[Data entries]

-- Start --

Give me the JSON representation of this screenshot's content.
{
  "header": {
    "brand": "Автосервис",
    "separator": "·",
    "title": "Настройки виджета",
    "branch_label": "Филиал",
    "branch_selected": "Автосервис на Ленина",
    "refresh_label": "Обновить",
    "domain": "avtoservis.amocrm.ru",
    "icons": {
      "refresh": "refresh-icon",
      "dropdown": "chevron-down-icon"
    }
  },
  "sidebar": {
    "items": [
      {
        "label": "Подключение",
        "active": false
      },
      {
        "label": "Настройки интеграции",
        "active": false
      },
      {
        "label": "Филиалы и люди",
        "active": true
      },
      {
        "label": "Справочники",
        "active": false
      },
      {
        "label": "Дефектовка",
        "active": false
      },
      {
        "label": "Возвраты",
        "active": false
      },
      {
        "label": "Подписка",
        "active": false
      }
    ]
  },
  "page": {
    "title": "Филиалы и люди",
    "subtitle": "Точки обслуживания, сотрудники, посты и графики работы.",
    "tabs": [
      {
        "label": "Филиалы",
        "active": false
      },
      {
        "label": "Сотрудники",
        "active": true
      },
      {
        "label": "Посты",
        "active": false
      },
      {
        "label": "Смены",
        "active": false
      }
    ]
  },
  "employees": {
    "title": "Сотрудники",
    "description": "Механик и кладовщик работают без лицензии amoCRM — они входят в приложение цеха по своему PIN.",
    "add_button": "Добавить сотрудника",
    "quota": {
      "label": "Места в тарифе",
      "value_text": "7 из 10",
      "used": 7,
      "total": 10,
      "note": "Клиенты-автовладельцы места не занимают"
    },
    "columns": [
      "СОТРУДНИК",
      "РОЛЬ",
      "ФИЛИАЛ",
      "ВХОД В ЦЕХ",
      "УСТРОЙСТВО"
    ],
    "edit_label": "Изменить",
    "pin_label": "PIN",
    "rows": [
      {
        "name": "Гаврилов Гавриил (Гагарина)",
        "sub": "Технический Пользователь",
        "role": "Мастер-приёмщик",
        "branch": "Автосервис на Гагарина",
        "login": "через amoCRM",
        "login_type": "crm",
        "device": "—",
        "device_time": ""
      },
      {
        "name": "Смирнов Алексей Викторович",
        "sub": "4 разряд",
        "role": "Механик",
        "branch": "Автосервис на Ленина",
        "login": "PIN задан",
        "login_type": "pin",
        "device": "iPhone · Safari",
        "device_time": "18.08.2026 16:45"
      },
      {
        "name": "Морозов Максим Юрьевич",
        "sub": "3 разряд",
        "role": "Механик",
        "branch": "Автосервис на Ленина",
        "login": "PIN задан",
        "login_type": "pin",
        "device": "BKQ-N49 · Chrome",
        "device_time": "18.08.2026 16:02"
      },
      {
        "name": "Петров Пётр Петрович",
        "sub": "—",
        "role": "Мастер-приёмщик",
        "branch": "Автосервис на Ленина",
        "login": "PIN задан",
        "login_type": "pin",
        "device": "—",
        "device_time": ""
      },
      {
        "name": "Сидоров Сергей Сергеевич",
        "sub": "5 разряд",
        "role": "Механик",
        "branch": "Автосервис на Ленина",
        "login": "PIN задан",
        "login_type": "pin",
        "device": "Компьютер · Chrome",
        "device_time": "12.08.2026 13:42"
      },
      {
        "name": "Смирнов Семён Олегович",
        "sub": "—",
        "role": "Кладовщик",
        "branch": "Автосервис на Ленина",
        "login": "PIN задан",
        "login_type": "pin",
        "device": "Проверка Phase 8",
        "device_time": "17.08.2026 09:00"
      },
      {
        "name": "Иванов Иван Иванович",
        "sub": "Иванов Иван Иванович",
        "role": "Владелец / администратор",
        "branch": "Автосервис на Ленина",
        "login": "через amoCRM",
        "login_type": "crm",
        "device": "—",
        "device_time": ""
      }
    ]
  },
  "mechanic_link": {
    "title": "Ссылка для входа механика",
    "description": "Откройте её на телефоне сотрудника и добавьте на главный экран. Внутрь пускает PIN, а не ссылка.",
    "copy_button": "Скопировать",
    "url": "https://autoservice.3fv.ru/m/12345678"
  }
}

-- End --

**Written exercise:**
The records above need to be transcribed in full. Keep every character unchanged.

**Task answer:**
Give me the JSON representation of this screenshot's content.
{
  "header": {
    "brand": "Автосервис",
    "separator": "·",
    "title": "Настройки виджета",
    "branch_label": "Филиал",
    "branch_selected": "Автосервис на Ленина",
    "refresh_label": "Обновить",
    "domain": "avtoservis.amocrm.ru",
    "icons": {
      "refresh": "refresh-icon",
      "dropdown": "chevron-down-icon"
    }
  },
  "sidebar": {
    "items": [
      {
        "label": "Подключение",
        "active": false
      },
      {
        "label": "Настройки интеграции",
        "active": false
      },
      {
        "label": "Филиалы и люди",
        "active": true
      },
      {
        "label": "Справочники",
        "active": false
      },
      {
        "label": "Дефектовка",
        "active": false
      },
      {
        "label": "Возвраты",
        "active": false
      },
      {
        "label": "Подписка",
        "active": false
      }
    ]
  },
  "page": {
    "title": "Филиалы и люди",
    "subtitle": "Точки обслуживания, сотрудники, посты и графики работы.",
    "tabs": [
      {
        "label": "Филиалы",
        "active": false
      },
      {
        "label": "Сотрудники",
        "active": true
      },
      {
        "label": "Посты",
        "active": false
      },
      {
        "label": "Смены",
        "active": false
      }
    ]
  },
  "employees": {
    "title": "Сотрудники",
    "description": "Механик и кладовщик работают без лицензии amoCRM — они входят в приложение цеха по своему PIN.",
    "add_button": "Добавить сотрудника",
    "quota": {
      "label": "Места в тарифе",
      "value_text": "7 из 10",
      "used": 7,
      "total": 10,
      "note": "Клиенты-автовладельцы места не занимают"
    },
    "columns": [
      "СОТРУДНИК",
      "РОЛЬ",
      "ФИЛИАЛ",
      "ВХОД В ЦЕХ",
      "УСТРОЙСТВО"
    ],
    "edit_label": "Изменить",
    "pin_label": "PIN",
    "rows": [
      {
        "name": "Гаврилов Гавриил (Гагарина)",
        "sub": "Технический Пользователь",
        "role": "Мастер-приёмщик",
        "branch": "Автосервис на Гагарина",
        "login": "через amoCRM",
        "login_type": "crm",
        "device": "—",
        "device_time": ""
      },
      {
        "name": "Смирнов Алексей Викторович",
        "sub": "4 разряд",
        "role": "Механик",
        "branch": "Автосервис на Ленина",
        "login": "PIN задан",
        "login_type": "pin",
        "device": "iPhone · Safari",
        "device_time": "18.08.2026 16:45"
      },
      {
        "name": "Морозов Максим Юрьевич",
        "sub": "3 разряд",
        "role": "Механик",
        "branch": "Автосервис на Ленина",
        "login": "PIN задан",
        "login_type": "pin",
        "device": "BKQ-N49 · Chrome",
        "device_time": "18.08.2026 16:02"
      },
      {
        "name": "Петров Пётр Петрович",
        "sub": "—",
        "role": "Мастер-приёмщик",
        "branch": "Автосервис на Ленина",
        "login": "PIN задан",
        "login_type": "pin",
        "device": "—",
        "device_time": ""
      },
      {
        "name": "Сидоров Сергей Сергеевич",
        "sub": "5 разряд",
        "role": "Механик",
        "branch": "Автосервис на Ленина",
        "login": "PIN задан",
        "login_type": "pin",
        "device": "Компьютер · Chrome",
        "device_time": "12.08.2026 13:42"
      },
      {
        "name": "Смирнов Семён Олегович",
        "sub": "—",
        "role": "Кладовщик",
        "branch": "Автосервис на Ленина",
        "login": "PIN задан",
        "login_type": "pin",
        "device": "Проверка Phase 8",
        "device_time": "17.08.2026 09:00"
      },
      {
        "name": "Иванов Иван Иванович",
        "sub": "Иванов Иван Иванович",
        "role": "Владелец / администратор",
        "branch": "Автосервис на Ленина",
        "login": "через amoCRM",
        "login_type": "crm",
        "device": "—",
        "device_time": ""
      }
    ]
  },
  "mechanic_link": {
    "title": "Ссылка для входа механика",
    "description": "Откройте её на телефоне сотрудника и добавьте на главный экран. Внутрь пускает PIN, а не ссылка.",
    "copy_button": "Скопировать",
    "url": "https://autoservice.3fv.ru/m/12345678"
  }
}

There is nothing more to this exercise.